• _Problem details_: Will you give every entry again exactly as it stands?

==================================================

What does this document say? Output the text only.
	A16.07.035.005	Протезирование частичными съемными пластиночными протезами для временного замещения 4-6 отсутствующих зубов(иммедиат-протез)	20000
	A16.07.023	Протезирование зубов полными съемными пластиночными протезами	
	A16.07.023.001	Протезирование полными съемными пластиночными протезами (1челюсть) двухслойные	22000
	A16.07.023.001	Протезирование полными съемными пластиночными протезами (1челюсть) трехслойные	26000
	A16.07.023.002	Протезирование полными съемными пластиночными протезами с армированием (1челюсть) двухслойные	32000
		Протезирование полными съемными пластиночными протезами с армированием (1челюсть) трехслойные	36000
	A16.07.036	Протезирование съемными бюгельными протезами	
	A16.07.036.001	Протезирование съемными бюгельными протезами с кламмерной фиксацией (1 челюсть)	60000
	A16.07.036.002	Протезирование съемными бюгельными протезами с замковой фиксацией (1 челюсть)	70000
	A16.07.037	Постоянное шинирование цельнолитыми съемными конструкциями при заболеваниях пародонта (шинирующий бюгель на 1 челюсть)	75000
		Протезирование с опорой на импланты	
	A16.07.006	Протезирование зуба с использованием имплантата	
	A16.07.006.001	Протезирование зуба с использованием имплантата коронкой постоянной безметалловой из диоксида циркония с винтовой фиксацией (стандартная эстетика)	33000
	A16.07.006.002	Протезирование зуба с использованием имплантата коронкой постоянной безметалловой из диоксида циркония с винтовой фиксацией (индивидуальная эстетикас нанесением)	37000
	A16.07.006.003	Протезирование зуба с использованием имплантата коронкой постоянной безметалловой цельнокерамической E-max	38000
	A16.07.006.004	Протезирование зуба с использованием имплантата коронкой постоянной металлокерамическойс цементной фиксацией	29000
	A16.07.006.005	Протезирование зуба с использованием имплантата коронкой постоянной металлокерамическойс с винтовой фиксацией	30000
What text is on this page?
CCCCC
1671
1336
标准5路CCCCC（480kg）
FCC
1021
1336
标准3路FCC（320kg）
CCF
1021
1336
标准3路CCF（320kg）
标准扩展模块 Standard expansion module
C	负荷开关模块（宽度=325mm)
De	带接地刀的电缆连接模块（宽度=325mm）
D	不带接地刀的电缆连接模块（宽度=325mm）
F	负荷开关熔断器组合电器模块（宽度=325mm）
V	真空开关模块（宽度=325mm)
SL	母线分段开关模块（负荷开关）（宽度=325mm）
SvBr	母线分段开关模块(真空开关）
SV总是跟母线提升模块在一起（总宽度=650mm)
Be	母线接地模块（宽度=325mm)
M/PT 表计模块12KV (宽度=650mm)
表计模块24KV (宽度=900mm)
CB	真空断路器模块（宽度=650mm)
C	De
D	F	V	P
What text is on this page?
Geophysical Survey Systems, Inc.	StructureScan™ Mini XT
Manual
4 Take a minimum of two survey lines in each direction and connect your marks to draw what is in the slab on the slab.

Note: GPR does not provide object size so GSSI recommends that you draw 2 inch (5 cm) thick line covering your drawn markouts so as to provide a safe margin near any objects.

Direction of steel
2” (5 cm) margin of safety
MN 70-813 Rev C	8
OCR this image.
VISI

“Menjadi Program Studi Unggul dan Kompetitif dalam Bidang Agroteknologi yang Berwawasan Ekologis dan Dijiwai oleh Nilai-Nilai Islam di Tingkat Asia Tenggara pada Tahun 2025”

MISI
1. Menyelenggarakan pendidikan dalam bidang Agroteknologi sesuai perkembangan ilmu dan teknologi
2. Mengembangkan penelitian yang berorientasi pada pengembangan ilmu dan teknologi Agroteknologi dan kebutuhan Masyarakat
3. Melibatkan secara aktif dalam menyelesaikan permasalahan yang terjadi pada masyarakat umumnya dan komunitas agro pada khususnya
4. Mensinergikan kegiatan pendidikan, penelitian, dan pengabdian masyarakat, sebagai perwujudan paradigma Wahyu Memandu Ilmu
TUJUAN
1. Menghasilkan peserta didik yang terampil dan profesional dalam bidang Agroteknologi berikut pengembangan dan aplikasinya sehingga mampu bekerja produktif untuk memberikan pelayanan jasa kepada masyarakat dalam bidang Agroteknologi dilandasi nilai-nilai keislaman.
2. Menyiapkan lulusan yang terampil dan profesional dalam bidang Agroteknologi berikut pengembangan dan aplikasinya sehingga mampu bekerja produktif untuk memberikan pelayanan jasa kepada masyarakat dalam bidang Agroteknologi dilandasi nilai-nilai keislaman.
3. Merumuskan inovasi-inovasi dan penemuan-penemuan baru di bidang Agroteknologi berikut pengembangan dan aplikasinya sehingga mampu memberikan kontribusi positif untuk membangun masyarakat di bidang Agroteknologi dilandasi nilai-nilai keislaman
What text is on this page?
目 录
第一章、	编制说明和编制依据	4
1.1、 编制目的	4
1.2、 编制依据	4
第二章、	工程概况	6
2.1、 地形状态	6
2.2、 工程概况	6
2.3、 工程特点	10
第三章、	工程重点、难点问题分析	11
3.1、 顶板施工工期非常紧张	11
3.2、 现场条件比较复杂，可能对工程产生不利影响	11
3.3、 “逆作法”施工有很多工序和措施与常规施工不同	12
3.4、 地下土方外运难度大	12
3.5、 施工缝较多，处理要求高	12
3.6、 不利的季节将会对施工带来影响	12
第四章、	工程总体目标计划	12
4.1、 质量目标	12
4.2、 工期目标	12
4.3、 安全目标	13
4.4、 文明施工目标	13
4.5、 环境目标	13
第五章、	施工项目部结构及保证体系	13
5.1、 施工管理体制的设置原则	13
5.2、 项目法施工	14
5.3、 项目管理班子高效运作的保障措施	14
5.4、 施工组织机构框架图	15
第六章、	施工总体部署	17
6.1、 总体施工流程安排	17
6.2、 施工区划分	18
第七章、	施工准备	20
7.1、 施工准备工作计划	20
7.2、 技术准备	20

==================================================

• _Result_:
What does this document say? Output the text only.
	A16.07.035.005	Протезирование частичными съемными пластиночными протезами для временного замещения 4-6 отсутствующих зубов(иммедиат-протез)	20000
	A16.07.023	Протезирование зубов полными съемными пластиночными протезами	
	A16.07.023.001	Протезирование полными съемными пластиночными протезами (1челюсть) двухслойные	22000
	A16.07.023.001	Протезирование полными съемными пластиночными протезами (1челюсть) трехслойные	26000
	A16.07.023.002	Протезирование полными съемными пластиночными протезами с армированием (1челюсть) двухслойные	32000
		Протезирование полными съемными пластиночными протезами с армированием (1челюсть) трехслойные	36000
	A16.07.036	Протезирование съемными бюгельными протезами	
	A16.07.036.001	Протезирование съемными бюгельными протезами с кламмерной фиксацией (1 челюсть)	60000
	A16.07.036.002	Протезирование съемными бюгельными протезами с замковой фиксацией (1 челюсть)	70000
	A16.07.037	Постоянное шинирование цельнолитыми съемными конструкциями при заболеваниях пародонта (шинирующий бюгель на 1 челюсть)	75000
		Протезирование с опорой на импланты	
	A16.07.006	Протезирование зуба с использованием имплантата	
	A16.07.006.001	Протезирование зуба с использованием имплантата коронкой постоянной безметалловой из диоксида циркония с винтовой фиксацией (стандартная эстетика)	33000
	A16.07.006.002	Протезирование зуба с использованием имплантата коронкой постоянной безметалловой из диоксида циркония с винтовой фиксацией (индивидуальная эстетикас нанесением)	37000
	A16.07.006.003	Протезирование зуба с использованием имплантата коронкой постоянной безметалловой цельнокерамической E-max	38000
	A16.07.006.004	Протезирование зуба с использованием имплантата коронкой постоянной металлокерамическойс цементной фиксацией	29000
	A16.07.006.005	Протезирование зуба с использованием имплантата коронкой постоянной металлокерамическойс с винтовой фиксацией	30000
What text is on this page?
CCCCC
1671
1336
标准5路CCCCC（480kg）
FCC
1021
1336
标准3路FCC（320kg）
CCF
1021
1336
标准3路CCF（320kg）
标准扩展模块 Standard expansion module
C	负荷开关模块（宽度=325mm)
De	带接地刀的电缆连接模块（宽度=325mm）
D	不带接地刀的电缆连接模块（宽度=325mm）
F	负荷开关熔断器组合电器模块（宽度=325mm）
V	真空开关模块（宽度=325mm)
SL	母线分段开关模块（负荷开关）（宽度=325mm）
SvBr	母线分段开关模块(真空开关）
SV总是跟母线提升模块在一起（总宽度=650mm)
Be	母线接地模块（宽度=325mm)
M/PT 表计模块12KV (宽度=650mm)
表计模块24KV (宽度=900mm)
CB	真空断路器模块（宽度=650mm)
C	De
D	F	V	P
What text is on this page?
Geophysical Survey Systems, Inc.	StructureScan™ Mini XT
Manual
4 Take a minimum of two survey lines in each direction and connect your marks to draw what is in the slab on the slab.

Note: GPR does not provide object size so GSSI recommends that you draw 2 inch (5 cm) thick line covering your drawn markouts so as to provide a safe margin near any objects.

Direction of steel
2” (5 cm) margin of safety
MN 70-813 Rev C	8
OCR this image.
VISI

“Menjadi Program Studi Unggul dan Kompetitif dalam Bidang Agroteknologi yang Berwawasan Ekologis dan Dijiwai oleh Nilai-Nilai Islam di Tingkat Asia Tenggara pada Tahun 2025”

MISI
1. Menyelenggarakan pendidikan dalam bidang Agroteknologi sesuai perkembangan ilmu dan teknologi
2. Mengembangkan penelitian yang berorientasi pada pengembangan ilmu dan teknologi Agroteknologi dan kebutuhan Masyarakat
3. Melibatkan secara aktif dalam menyelesaikan permasalahan yang terjadi pada masyarakat umumnya dan komunitas agro pada khususnya
4. Mensinergikan kegiatan pendidikan, penelitian, dan pengabdian masyarakat, sebagai perwujudan paradigma Wahyu Memandu Ilmu
TUJUAN
1. Menghasilkan peserta didik yang terampil dan profesional dalam bidang Agroteknologi berikut pengembangan dan aplikasinya sehingga mampu bekerja produktif untuk memberikan pelayanan jasa kepada masyarakat dalam bidang Agroteknologi dilandasi nilai-nilai keislaman.
2. Menyiapkan lulusan yang terampil dan profesional dalam bidang Agroteknologi berikut pengembangan dan aplikasinya sehingga mampu bekerja produktif untuk memberikan pelayanan jasa kepada masyarakat dalam bidang Agroteknologi dilandasi nilai-nilai keislaman.
3. Merumuskan inovasi-inovasi dan penemuan-penemuan baru di bidang Agroteknologi berikut pengembangan dan aplikasinya sehingga mampu memberikan kontribusi positif untuk membangun masyarakat di bidang Agroteknologi dilandasi nilai-nilai keislaman
What text is on this page?
目 录
第一章、	编制说明和编制依据	4
1.1、 编制目的	4
1.2、 编制依据	4
第二章、	工程概况	6
2.1、 地形状态	6
2.2、 工程概况	6
2.3、 工程特点	10
第三章、	工程重点、难点问题分析	11
3.1、 顶板施工工期非常紧张	11
3.2、 现场条件比较复杂，可能对工程产生不利影响	11
3.3、 “逆作法”施工有很多工序和措施与常规施工不同	12
3.4、 地下土方外运难度大	12
3.5、 施工缝较多，处理要求高	12
3.6、 不利的季节将会对施工带来影响	12
第四章、	工程总体目标计划	12
4.1、 质量目标	12
4.2、 工期目标	12
4.3、 安全目标	13
4.4、 文明施工目标	13
4.5、 环境目标	13
第五章、	施工项目部结构及保证体系	13
5.1、 施工管理体制的设置原则	13
5.2、 项目法施工	14
5.3、 项目管理班子高效运作的保障措施	14
5.4、 施工组织机构框架图	15
第六章、	施工总体部署	17
6.1、 总体施工流程安排	17
6.2、 施工区划分	18
第七章、	施工准备	20
7.1、 施工准备工作计划	20
7.2、 技术准备	20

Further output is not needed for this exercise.